START Items

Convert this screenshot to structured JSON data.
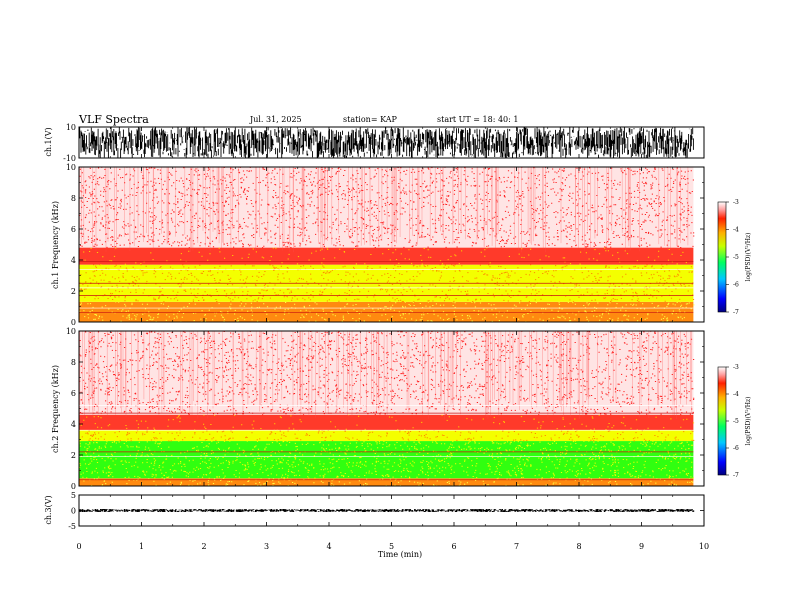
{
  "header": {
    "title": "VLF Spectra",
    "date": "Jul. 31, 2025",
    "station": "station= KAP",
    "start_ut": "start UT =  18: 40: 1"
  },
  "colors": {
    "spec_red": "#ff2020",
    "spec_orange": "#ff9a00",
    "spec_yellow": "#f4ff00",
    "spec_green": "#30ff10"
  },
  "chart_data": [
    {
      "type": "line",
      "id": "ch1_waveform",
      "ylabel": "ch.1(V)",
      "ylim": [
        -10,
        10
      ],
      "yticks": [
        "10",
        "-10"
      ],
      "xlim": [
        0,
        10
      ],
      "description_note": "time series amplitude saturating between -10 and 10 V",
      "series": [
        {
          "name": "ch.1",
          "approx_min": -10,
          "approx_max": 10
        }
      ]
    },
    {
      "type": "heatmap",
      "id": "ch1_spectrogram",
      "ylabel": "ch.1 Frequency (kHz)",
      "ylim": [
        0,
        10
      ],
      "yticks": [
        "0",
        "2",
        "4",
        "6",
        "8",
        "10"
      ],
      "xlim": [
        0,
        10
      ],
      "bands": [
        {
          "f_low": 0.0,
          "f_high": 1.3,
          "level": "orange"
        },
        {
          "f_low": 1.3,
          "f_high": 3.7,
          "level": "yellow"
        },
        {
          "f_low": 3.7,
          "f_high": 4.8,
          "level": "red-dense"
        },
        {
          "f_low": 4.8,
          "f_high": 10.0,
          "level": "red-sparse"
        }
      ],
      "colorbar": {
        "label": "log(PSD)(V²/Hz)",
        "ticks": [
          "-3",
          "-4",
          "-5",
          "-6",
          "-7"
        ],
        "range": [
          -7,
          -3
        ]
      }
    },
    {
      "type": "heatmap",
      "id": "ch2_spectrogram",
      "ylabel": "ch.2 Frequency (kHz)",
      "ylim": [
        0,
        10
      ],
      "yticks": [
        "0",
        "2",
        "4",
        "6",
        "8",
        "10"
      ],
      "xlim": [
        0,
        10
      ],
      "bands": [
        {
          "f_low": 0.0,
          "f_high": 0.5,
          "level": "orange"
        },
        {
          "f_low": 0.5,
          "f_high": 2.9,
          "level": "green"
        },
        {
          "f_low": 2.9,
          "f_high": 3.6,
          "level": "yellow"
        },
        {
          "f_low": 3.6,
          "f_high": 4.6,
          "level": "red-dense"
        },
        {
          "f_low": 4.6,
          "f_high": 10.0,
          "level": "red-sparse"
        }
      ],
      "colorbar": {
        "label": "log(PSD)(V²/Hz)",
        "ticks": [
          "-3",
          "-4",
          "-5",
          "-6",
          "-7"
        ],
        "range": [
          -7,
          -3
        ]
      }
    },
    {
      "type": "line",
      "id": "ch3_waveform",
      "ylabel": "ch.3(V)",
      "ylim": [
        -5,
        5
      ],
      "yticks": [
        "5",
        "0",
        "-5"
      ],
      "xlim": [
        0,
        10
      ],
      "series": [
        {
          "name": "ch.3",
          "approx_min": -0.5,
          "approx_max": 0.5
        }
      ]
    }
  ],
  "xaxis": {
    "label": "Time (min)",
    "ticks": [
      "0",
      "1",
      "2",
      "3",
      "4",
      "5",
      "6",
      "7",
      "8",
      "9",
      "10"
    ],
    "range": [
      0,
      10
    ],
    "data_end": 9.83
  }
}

END Items

**What the task requires**:
Reproduce every record above exactly, but leave out the pictures.

**Exercise output**:
Convert this screenshot to structured JSON data.
{
  "header": {
    "title": "VLF Spectra",
    "date": "Jul. 31, 2025",
    "station": "station= KAP",
    "start_ut": "start UT =  18: 40: 1"
  },
  "colors": {
    "spec_red": "#ff2020",
    "spec_orange": "#ff9a00",
    "spec_yellow": "#f4ff00",
    "spec_green": "#30ff10"
  },
  "chart_data": [
    {
      "type": "line",
      "id": "ch1_waveform",
      "ylabel": "ch.1(V)",
      "ylim": [
        -10,
        10
      ],
      "yticks": [
        "10",
        "-10"
      ],
      "xlim": [
        0,
        10
      ],
      "description_note": "time series amplitude saturating between -10 and 10 V",
      "series": [
        {
          "name": "ch.1",
          "approx_min": -10,
          "approx_max": 10
        }
      ]
    },
    {
      "type": "heatmap",
      "id": "ch1_spectrogram",
      "ylabel": "ch.1 Frequency (kHz)",
      "ylim": [
        0,
        10
      ],
      "yticks": [
        "0",
        "2",
        "4",
        "6",
        "8",
        "10"
      ],
      "xlim": [
        0,
        10
      ],
      "bands": [
        {
          "f_low": 0.0,
          "f_high": 1.3,
          "level": "orange"
        },
        {
          "f_low": 1.3,
          "f_high": 3.7,
          "level": "yellow"
        },
        {
          "f_low": 3.7,
          "f_high": 4.8,
          "level": "red-dense"
        },
        {
          "f_low": 4.8,
          "f_high": 10.0,
          "level": "red-sparse"
        }
      ],
      "colorbar": {
        "label": "log(PSD)(V²/Hz)",
        "ticks": [
          "-3",
          "-4",
          "-5",
          "-6",
          "-7"
        ],
        "range": [
          -7,
          -3
        ]
      }
    },
    {
      "type": "heatmap",
      "id": "ch2_spectrogram",
      "ylabel": "ch.2 Frequency (kHz)",
      "ylim": [
        0,
        10
      ],
      "yticks": [
        "0",
        "2",
        "4",
        "6",
        "8",
        "10"
      ],
      "xlim": [
        0,
        10
      ],
      "bands": [
        {
          "f_low": 0.0,
          "f_high": 0.5,
          "level": "orange"
        },
        {
          "f_low": 0.5,
          "f_high": 2.9,
          "level": "green"
        },
        {
          "f_low": 2.9,
          "f_high": 3.6,
          "level": "yellow"
        },
        {
          "f_low": 3.6,
          "f_high": 4.6,
          "level": "red-dense"
        },
        {
          "f_low": 4.6,
          "f_high": 10.0,
          "level": "red-sparse"
        }
      ],
      "colorbar": {
        "label": "log(PSD)(V²/Hz)",
        "ticks": [
          "-3",
          "-4",
          "-5",
          "-6",
          "-7"
        ],
        "range": [
          -7,
          -3
        ]
      }
    },
    {
      "type": "line",
      "id": "ch3_waveform",
      "ylabel": "ch.3(V)",
      "ylim": [
        -5,
        5
      ],
      "yticks": [
        "5",
        "0",
        "-5"
      ],
      "xlim": [
        0,
        10
      ],
      "series": [
        {
          "name": "ch.3",
          "approx_min": -0.5,
          "approx_max": 0.5
        }
      ]
    }
  ],
  "xaxis": {
    "label": "Time (min)",
    "ticks": [
      "0",
      "1",
      "2",
      "3",
      "4",
      "5",
      "6",
      "7",
      "8",
      "9",
      "10"
    ],
    "range": [
      0,
      10
    ],
    "data_end": 9.83
  }
}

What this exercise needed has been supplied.